— BEGIN Records provided —
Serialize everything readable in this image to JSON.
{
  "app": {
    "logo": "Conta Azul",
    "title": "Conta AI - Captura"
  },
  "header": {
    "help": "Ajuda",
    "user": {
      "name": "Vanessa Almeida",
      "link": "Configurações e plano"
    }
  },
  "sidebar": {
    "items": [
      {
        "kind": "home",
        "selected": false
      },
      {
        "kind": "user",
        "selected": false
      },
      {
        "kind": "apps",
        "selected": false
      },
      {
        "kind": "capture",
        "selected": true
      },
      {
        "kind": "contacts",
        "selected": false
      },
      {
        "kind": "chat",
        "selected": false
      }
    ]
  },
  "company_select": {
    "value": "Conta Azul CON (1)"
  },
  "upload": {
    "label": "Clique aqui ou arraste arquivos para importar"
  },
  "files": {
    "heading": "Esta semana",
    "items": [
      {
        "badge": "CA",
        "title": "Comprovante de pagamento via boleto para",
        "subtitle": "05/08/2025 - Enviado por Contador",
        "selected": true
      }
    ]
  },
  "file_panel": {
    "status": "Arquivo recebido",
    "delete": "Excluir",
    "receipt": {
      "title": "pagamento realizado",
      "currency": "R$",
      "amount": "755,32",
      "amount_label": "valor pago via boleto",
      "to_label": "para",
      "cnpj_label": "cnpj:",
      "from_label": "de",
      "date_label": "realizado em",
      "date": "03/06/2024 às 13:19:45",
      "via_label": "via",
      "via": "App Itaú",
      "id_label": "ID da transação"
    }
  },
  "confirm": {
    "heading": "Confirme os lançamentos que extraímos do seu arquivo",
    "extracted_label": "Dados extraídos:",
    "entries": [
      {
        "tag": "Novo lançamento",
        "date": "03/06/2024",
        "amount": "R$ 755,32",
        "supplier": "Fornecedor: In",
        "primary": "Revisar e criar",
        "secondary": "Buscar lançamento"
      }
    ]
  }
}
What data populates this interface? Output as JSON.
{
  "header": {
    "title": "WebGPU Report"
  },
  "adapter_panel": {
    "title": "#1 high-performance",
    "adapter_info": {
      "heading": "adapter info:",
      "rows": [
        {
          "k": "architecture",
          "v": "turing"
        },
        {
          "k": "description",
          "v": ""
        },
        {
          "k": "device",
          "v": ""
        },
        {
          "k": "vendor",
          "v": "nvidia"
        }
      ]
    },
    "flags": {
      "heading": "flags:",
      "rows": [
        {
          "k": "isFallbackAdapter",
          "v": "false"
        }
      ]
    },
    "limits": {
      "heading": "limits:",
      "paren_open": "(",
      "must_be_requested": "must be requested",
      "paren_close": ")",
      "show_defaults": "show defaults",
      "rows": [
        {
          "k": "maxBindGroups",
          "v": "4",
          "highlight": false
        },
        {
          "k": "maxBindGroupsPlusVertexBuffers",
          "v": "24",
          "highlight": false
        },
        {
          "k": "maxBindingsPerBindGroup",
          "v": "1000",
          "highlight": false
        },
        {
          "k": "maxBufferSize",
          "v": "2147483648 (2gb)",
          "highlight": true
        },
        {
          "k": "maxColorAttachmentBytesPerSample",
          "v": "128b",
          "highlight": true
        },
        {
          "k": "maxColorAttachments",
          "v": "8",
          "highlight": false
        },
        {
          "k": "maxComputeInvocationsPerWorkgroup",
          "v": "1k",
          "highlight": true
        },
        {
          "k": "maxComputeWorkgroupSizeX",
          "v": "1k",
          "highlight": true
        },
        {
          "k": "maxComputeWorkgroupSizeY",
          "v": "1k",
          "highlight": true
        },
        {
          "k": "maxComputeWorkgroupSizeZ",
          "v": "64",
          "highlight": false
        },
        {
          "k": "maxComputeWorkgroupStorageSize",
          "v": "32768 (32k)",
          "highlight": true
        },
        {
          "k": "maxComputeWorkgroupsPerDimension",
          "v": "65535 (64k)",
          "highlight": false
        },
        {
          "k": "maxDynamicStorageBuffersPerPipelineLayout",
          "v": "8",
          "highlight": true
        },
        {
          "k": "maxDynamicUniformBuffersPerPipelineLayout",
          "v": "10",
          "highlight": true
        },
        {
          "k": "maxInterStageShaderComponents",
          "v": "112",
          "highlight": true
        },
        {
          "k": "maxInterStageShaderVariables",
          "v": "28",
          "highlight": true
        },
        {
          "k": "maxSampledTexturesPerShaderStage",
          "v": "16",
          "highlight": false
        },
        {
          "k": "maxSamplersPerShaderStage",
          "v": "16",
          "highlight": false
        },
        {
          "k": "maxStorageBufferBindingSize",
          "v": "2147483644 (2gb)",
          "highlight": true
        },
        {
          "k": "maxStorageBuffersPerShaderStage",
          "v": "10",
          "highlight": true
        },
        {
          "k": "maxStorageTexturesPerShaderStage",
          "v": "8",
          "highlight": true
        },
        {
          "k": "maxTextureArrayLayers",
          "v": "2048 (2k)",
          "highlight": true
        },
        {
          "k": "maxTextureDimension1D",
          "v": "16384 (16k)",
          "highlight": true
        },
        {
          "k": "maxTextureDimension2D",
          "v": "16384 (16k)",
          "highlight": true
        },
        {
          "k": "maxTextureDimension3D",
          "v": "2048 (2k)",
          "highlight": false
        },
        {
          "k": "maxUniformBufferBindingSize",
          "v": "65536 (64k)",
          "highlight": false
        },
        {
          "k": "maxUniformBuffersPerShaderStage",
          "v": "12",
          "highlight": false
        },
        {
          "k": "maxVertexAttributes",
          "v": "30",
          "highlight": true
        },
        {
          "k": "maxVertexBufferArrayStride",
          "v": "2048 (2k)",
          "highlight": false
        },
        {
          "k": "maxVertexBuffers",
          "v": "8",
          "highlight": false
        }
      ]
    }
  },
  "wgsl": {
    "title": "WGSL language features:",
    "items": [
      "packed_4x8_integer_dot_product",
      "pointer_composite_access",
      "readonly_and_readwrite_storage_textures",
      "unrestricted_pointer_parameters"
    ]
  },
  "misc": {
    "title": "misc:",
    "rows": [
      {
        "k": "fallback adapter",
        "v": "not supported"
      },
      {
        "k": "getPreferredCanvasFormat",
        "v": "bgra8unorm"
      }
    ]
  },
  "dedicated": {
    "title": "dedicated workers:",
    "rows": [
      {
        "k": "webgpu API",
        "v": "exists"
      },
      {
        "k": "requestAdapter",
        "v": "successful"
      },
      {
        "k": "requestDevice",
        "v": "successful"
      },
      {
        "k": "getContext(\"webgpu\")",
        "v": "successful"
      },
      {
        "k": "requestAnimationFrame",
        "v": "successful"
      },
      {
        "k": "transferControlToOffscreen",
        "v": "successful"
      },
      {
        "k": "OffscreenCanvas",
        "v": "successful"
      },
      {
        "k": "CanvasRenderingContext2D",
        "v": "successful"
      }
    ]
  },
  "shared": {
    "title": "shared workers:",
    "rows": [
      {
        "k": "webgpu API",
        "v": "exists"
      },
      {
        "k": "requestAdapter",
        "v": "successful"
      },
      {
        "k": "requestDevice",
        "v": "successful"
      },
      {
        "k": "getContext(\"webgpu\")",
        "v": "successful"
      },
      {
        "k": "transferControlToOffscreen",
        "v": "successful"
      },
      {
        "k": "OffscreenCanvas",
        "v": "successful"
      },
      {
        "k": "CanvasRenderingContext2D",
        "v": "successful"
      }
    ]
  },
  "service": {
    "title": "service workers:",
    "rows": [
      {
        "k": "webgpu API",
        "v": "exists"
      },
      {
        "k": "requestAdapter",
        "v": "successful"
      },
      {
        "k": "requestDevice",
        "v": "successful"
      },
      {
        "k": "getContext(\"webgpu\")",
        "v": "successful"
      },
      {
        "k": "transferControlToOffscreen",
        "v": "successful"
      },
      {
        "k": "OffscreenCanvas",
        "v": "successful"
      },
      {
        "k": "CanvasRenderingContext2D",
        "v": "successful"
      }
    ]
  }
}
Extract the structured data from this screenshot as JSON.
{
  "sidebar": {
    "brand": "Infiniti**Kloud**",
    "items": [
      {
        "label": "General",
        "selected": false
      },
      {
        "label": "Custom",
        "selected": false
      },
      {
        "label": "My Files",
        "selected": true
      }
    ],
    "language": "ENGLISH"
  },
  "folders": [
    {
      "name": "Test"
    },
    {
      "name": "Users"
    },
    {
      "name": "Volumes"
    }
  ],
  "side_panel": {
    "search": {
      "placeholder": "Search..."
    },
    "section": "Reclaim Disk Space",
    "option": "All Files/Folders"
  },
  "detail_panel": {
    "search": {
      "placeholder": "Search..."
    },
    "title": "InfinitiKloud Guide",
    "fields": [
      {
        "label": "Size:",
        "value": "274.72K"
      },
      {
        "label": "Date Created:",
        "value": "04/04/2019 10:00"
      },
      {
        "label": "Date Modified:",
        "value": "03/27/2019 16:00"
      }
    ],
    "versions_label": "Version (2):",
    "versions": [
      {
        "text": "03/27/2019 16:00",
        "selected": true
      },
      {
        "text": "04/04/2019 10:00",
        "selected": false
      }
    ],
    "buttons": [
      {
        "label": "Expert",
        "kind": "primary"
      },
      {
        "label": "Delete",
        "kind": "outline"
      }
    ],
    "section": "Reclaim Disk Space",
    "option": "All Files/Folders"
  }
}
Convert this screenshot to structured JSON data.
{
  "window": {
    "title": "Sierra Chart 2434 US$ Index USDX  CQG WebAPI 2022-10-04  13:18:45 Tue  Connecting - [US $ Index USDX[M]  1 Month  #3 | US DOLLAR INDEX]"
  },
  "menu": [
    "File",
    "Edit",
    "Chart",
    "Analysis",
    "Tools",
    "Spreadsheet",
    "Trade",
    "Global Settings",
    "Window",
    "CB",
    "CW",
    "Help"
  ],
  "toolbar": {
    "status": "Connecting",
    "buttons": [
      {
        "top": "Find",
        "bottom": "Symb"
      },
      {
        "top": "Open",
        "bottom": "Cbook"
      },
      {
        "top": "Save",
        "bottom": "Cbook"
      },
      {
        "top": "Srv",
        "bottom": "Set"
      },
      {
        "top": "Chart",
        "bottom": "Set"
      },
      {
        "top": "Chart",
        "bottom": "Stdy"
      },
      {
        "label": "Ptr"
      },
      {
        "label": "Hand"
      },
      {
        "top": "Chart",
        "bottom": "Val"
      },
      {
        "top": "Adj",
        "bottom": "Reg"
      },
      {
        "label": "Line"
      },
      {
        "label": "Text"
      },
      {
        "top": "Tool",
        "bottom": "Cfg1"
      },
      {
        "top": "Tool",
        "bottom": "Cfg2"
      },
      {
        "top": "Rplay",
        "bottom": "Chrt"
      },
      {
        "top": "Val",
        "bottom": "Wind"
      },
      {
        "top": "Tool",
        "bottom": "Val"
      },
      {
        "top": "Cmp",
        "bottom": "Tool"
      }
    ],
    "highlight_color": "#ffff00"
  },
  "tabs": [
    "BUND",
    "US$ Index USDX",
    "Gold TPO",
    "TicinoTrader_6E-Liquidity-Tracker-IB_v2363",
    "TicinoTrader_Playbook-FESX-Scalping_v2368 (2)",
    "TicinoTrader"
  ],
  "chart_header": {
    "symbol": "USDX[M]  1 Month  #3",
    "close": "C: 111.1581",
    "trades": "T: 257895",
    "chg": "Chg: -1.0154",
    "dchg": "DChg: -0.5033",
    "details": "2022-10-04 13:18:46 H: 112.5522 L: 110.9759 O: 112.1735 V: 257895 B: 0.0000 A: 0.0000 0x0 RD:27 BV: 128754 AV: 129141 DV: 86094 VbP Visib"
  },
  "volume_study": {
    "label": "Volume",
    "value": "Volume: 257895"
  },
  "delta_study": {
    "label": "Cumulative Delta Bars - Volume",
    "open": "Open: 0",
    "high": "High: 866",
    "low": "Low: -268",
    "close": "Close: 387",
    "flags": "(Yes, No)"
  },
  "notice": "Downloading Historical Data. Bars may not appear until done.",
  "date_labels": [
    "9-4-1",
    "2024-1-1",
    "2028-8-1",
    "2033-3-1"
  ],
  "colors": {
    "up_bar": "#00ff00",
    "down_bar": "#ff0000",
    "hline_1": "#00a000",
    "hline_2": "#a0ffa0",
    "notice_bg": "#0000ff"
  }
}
— END Records provided —
What needs to be done
Go through the records and gather the lines that hold "Azul".

Final answer
    "logo": "Conta Azul",
    "value": "Conta Azul CON (1)"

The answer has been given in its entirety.